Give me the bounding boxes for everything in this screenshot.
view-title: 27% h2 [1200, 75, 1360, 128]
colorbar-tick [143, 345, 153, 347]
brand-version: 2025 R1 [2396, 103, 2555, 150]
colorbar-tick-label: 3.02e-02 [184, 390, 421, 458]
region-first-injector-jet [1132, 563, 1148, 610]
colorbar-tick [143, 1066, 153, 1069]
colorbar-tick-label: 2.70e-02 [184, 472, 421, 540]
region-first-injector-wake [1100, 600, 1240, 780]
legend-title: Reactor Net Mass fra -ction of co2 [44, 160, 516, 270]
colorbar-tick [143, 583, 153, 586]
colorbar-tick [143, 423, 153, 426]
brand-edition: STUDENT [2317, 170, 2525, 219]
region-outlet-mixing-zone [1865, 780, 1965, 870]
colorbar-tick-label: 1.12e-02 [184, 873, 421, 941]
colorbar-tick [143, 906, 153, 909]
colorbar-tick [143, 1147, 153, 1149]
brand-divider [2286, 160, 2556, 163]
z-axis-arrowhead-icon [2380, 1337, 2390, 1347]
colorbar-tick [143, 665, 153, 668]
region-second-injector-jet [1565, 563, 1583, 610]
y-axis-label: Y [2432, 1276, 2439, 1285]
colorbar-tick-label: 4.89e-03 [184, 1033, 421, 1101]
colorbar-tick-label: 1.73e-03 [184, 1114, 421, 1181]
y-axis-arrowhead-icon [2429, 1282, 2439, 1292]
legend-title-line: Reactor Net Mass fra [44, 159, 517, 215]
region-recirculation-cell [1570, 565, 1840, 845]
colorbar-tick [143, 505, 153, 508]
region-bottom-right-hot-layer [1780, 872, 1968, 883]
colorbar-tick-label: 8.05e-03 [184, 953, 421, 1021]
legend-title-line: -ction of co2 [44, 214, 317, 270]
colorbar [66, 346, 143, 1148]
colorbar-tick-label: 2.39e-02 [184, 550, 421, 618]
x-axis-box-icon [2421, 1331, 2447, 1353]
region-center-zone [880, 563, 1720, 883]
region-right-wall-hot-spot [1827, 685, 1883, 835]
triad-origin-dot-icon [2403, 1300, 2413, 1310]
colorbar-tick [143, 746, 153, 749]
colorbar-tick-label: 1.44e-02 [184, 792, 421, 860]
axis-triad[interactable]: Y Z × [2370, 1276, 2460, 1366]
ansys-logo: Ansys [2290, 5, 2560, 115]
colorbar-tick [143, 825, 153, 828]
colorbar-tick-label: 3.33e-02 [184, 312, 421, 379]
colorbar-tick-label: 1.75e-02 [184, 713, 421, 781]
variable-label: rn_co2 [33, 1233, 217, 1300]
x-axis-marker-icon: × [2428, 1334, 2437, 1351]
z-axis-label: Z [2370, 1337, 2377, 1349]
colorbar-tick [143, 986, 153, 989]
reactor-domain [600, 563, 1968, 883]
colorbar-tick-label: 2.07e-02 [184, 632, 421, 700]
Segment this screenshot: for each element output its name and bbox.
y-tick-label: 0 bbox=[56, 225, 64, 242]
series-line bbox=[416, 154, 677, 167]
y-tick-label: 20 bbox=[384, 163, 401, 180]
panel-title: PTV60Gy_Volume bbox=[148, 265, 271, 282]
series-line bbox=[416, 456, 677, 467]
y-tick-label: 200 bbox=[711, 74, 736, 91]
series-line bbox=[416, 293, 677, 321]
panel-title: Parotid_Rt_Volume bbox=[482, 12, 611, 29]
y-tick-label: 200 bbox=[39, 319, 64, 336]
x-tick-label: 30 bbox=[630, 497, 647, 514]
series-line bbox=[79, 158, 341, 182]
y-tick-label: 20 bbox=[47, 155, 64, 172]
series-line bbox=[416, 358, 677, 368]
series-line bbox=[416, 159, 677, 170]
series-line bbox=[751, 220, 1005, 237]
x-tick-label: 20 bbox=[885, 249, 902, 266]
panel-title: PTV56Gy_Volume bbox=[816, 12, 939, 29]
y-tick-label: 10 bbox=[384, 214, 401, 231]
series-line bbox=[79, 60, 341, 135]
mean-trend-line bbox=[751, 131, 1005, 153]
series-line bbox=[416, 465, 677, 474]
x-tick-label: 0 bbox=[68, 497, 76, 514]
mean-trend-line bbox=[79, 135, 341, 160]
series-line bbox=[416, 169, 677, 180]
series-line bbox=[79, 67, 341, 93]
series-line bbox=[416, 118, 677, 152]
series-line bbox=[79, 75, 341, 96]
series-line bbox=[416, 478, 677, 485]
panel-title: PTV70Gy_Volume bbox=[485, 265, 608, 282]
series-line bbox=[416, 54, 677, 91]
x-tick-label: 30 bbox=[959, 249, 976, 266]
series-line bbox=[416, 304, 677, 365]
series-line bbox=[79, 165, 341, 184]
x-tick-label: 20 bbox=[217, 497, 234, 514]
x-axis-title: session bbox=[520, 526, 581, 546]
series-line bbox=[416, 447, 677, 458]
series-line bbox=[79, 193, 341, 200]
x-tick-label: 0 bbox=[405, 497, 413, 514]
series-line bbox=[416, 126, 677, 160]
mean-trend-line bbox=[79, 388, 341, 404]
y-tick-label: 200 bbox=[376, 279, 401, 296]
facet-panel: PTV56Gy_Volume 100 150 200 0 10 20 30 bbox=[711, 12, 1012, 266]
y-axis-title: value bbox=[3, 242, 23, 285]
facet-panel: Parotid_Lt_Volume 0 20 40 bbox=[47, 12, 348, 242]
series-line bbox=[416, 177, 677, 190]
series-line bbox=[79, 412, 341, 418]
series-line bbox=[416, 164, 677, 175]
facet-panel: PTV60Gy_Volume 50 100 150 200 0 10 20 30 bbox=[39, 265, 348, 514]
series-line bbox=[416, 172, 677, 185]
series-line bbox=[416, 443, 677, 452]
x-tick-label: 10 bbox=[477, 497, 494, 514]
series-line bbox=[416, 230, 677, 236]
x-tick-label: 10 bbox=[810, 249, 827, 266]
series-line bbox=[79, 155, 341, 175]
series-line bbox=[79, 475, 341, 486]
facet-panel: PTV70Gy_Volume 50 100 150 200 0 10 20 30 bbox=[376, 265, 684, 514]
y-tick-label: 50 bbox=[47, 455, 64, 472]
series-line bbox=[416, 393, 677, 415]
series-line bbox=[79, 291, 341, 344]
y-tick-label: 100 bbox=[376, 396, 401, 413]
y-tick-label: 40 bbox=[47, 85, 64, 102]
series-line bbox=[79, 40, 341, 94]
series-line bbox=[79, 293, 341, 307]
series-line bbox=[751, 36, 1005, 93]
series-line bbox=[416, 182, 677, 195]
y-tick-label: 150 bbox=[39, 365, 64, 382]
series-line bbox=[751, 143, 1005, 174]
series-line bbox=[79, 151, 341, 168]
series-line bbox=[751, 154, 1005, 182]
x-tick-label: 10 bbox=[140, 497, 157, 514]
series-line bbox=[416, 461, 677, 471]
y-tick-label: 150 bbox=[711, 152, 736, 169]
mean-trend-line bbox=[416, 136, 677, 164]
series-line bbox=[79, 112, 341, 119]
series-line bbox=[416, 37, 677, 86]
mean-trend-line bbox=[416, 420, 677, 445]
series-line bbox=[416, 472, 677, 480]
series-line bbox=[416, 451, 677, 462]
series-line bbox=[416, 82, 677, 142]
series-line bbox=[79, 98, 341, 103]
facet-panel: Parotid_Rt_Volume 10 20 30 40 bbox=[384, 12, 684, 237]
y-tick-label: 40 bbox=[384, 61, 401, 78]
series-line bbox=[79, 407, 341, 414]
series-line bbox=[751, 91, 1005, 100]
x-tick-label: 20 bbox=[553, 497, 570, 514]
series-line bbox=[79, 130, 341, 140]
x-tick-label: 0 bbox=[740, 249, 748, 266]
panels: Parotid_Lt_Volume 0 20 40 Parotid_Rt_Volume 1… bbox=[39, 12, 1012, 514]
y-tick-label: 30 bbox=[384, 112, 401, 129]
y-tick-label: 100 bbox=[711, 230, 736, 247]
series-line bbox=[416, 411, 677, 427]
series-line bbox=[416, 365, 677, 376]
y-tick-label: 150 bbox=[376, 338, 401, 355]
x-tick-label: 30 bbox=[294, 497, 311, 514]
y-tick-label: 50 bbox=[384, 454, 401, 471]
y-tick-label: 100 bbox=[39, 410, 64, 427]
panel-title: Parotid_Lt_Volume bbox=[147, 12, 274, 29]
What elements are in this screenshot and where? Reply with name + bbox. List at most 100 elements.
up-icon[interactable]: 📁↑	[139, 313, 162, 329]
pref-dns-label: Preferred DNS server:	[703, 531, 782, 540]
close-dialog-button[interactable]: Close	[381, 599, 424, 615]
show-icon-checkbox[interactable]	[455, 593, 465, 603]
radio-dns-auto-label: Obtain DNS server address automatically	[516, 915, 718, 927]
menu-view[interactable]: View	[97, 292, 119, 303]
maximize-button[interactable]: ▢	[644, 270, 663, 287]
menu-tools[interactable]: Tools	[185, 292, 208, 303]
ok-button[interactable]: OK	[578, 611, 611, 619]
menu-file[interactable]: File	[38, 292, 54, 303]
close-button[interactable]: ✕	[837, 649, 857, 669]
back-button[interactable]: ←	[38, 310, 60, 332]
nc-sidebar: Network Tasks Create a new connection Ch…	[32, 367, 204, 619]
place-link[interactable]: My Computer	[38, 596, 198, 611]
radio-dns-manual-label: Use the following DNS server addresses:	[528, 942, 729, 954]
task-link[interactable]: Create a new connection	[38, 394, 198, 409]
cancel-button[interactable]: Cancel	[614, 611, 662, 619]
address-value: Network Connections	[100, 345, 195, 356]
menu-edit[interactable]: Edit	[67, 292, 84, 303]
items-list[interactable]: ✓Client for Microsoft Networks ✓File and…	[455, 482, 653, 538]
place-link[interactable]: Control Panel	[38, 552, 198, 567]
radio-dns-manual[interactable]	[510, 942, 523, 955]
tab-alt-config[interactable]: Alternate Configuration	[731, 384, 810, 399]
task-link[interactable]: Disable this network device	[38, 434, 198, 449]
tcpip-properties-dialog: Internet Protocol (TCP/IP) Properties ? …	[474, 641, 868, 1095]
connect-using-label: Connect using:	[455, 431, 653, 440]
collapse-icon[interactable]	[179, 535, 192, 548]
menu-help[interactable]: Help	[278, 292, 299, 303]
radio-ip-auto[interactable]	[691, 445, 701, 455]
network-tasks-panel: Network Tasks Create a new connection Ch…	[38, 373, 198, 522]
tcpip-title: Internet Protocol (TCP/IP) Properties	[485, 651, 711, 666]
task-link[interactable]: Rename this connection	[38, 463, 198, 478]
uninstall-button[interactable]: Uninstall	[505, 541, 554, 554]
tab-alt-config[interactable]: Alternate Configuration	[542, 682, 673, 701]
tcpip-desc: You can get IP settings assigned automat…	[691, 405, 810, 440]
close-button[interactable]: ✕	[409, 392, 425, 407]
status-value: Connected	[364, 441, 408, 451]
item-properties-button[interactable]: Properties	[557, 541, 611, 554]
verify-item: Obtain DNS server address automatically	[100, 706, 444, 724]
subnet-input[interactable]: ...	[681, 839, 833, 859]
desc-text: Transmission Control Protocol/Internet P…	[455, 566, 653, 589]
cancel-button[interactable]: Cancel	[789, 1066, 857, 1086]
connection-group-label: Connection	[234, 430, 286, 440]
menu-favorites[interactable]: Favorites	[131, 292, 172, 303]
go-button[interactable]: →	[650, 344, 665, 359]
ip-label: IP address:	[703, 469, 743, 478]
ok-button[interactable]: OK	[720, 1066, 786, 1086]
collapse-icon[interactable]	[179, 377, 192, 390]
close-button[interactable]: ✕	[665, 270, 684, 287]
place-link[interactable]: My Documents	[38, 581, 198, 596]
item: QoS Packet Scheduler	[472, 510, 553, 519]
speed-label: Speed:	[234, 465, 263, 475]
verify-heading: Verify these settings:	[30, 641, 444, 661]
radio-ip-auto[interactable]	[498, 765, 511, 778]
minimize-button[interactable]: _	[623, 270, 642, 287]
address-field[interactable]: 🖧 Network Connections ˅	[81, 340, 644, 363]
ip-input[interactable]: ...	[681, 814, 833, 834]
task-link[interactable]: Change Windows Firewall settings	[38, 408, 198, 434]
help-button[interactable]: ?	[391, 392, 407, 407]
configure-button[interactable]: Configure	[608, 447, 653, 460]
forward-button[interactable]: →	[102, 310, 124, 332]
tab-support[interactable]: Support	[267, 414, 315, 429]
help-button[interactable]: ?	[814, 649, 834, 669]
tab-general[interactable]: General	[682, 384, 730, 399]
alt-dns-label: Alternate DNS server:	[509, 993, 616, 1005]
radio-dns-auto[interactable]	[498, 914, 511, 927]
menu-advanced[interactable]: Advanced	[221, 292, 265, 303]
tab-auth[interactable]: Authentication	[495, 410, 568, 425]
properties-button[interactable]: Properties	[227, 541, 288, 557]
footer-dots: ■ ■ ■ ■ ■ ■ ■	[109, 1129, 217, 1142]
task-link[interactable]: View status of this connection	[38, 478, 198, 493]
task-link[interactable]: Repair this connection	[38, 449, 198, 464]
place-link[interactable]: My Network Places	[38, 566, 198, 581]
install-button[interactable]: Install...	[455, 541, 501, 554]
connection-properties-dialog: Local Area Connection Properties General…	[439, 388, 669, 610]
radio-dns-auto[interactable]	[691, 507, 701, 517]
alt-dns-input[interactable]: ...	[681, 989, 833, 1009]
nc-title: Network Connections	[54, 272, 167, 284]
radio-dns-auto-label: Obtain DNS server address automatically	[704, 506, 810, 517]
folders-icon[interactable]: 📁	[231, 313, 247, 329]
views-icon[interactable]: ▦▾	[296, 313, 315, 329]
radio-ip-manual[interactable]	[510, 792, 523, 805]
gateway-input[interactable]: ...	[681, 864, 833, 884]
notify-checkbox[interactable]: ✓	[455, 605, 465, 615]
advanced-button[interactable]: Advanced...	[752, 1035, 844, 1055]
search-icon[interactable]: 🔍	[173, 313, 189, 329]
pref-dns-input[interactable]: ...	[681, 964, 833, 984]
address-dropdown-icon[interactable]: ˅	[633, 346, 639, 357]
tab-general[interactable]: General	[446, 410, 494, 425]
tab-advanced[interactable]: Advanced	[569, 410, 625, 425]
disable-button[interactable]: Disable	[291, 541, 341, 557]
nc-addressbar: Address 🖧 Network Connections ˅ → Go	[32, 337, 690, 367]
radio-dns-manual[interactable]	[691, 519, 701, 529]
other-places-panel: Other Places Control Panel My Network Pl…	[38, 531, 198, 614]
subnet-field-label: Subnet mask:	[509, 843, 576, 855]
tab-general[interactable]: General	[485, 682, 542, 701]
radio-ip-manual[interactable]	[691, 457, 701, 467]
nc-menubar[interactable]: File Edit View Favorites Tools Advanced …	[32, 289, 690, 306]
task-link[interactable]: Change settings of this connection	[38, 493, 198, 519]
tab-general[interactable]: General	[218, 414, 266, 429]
* * * *
Reproduce the data verbatim from its first line up to and including the line that contains "legend-title: Reactor Net".

Give me the bounding boxes for everything in this screenshot.
view-title: 27% h2 [1200, 75, 1360, 128]
colorbar-tick [143, 345, 153, 347]
brand-version: 2025 R1 [2396, 103, 2555, 150]
colorbar-tick-label: 3.02e-02 [184, 390, 421, 458]
region-first-injector-jet [1132, 563, 1148, 610]
colorbar-tick [143, 1066, 153, 1069]
colorbar-tick-label: 2.70e-02 [184, 472, 421, 540]
region-first-injector-wake [1100, 600, 1240, 780]
legend-title: Reactor Net Mass fra -ction of co2 [44, 160, 516, 270]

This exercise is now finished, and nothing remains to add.